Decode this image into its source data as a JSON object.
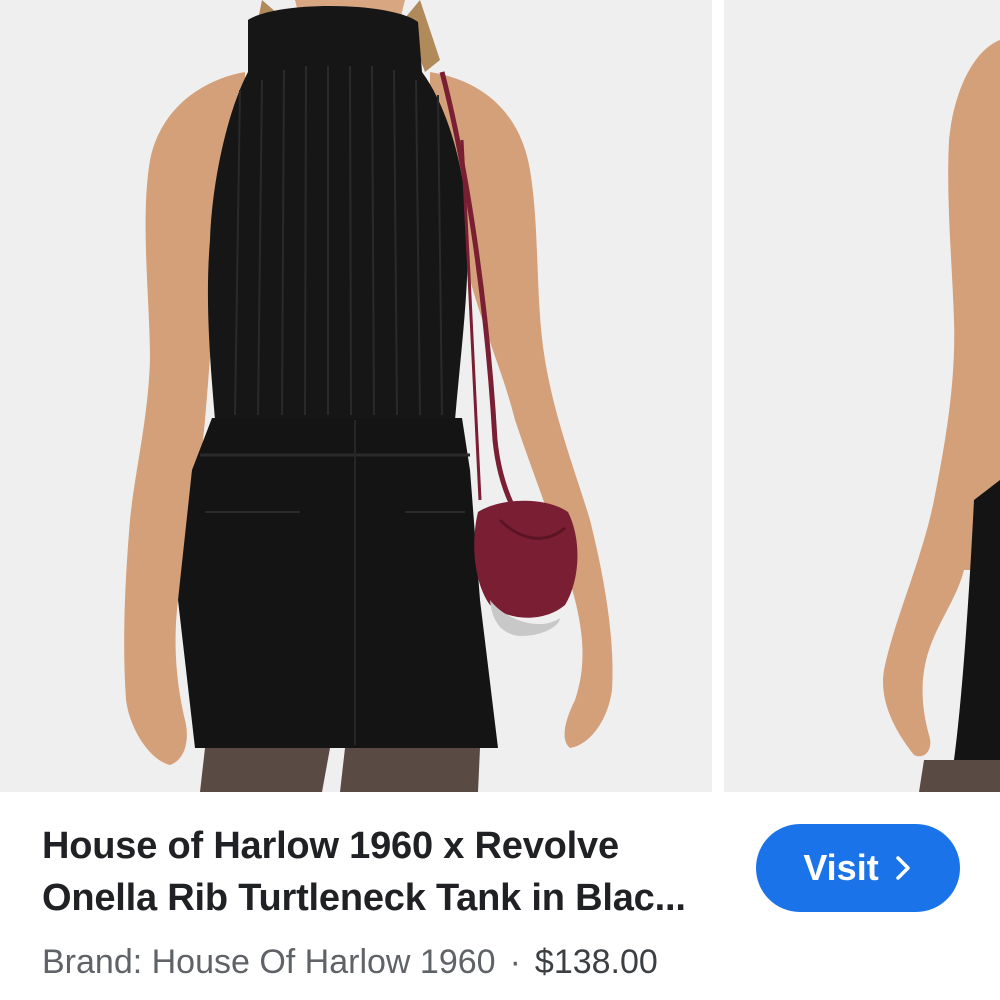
{
  "product": {
    "title_line_1": "House of Harlow 1960 x Revolve",
    "title_line_2": "Onella Rib Turtleneck Tank in Blac...",
    "brand_text": "Brand: House Of Harlow 1960",
    "separator": "·",
    "price": "$138.00"
  },
  "actions": {
    "visit_label": "Visit",
    "visit_icon": "chevron-right-icon"
  },
  "gallery": {
    "images": [
      {
        "name": "product-photo-main",
        "subject": "model wearing black ribbed turtleneck tank, black mini skirt and burgundy crossbody bag"
      },
      {
        "name": "product-photo-next",
        "subject": "partial view of model in black outfit"
      }
    ]
  },
  "colors": {
    "accent": "#1a73e8",
    "title_text": "#202124",
    "meta_text": "#5f6368",
    "photo_background": "#f0efef",
    "bag": "#7a1f33"
  }
}
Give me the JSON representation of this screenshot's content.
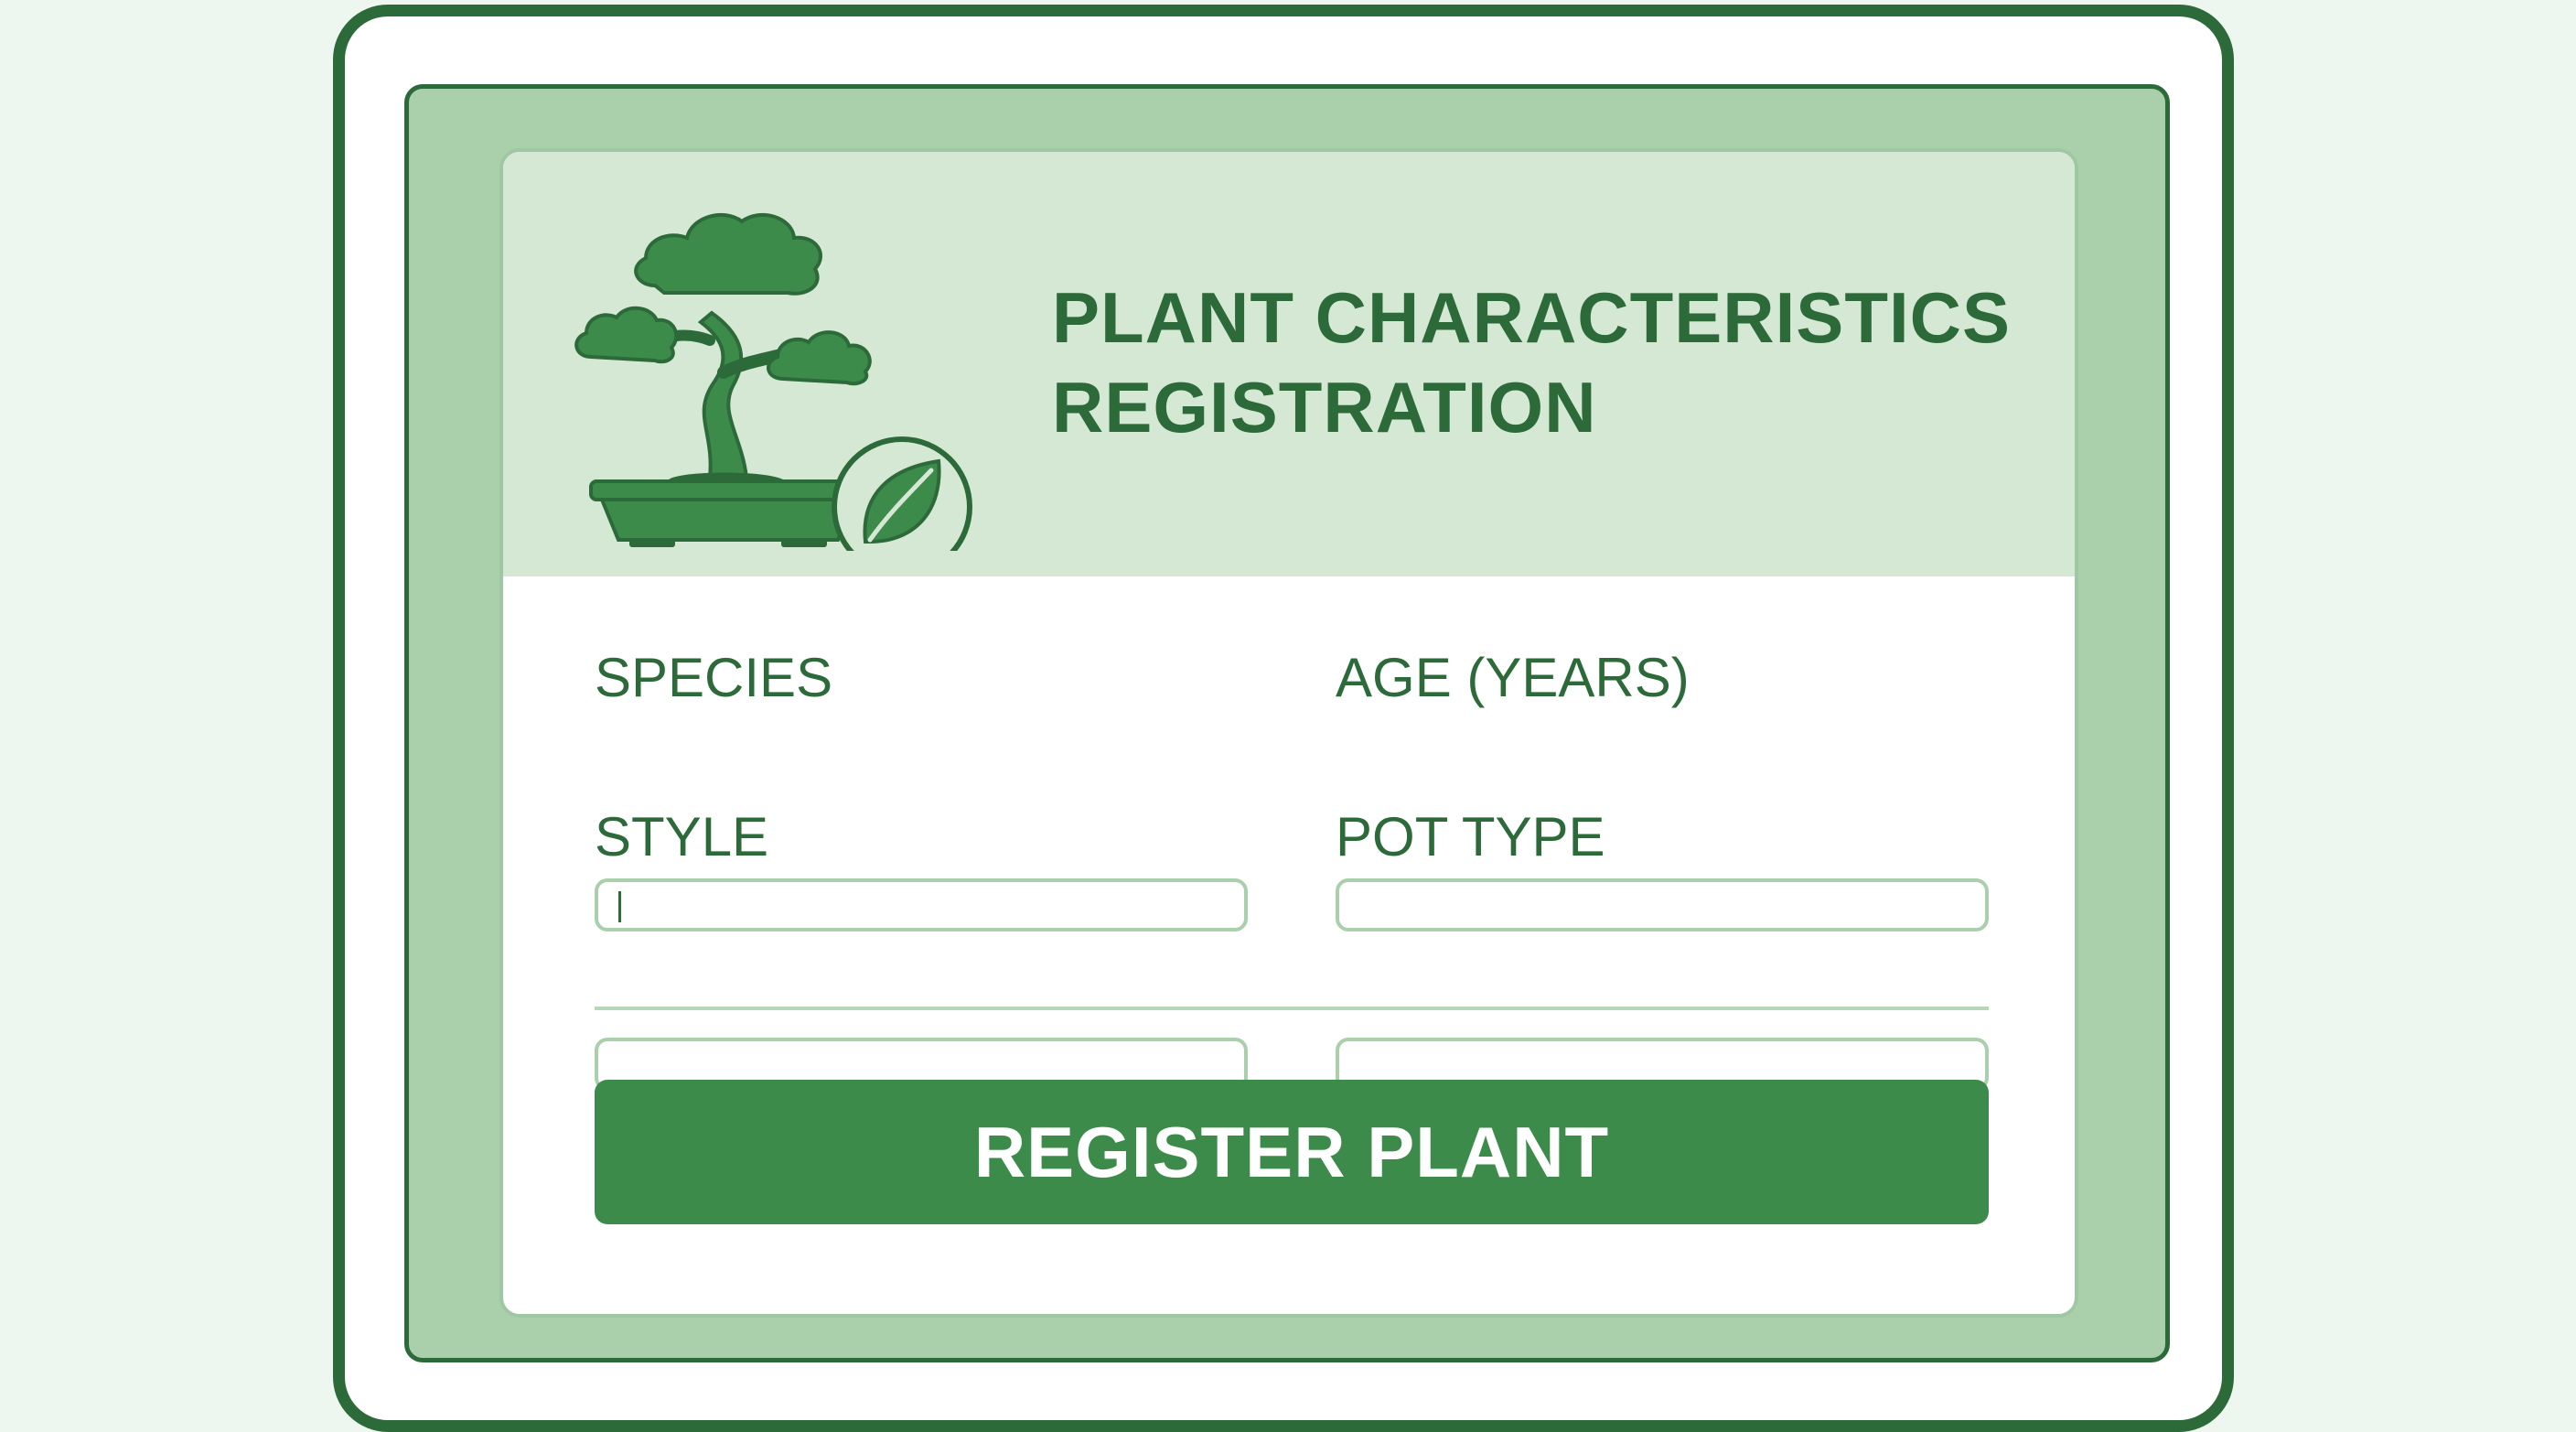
{
  "header": {
    "title_line1": "PLANT CHARACTERISTICS",
    "title_line2": "REGISTRATION",
    "logo_icon": "bonsai-icon",
    "badge_icon": "leaf-icon"
  },
  "form": {
    "species": {
      "label": "SPECIES",
      "value": ""
    },
    "age": {
      "label": "AGE (YEARS)",
      "value": ""
    },
    "style": {
      "label": "STYLE",
      "value": ""
    },
    "pot_type": {
      "label": "POT TYPE",
      "value": ""
    },
    "submit_label": "REGISTER PLANT"
  },
  "colors": {
    "primary": "#3d8b4a",
    "dark_green": "#2d6a3a",
    "header_bg": "#d5e8d4",
    "panel_bg": "#a9cfab",
    "page_bg": "#eef7ef"
  }
}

▶ [Problem]: Report each line in the preceding entries that holds the string "PLANT".

▶ [Finished task]:
    "title_line1": "PLANT CHARACTERISTICS",
    "submit_label": "REGISTER PLANT"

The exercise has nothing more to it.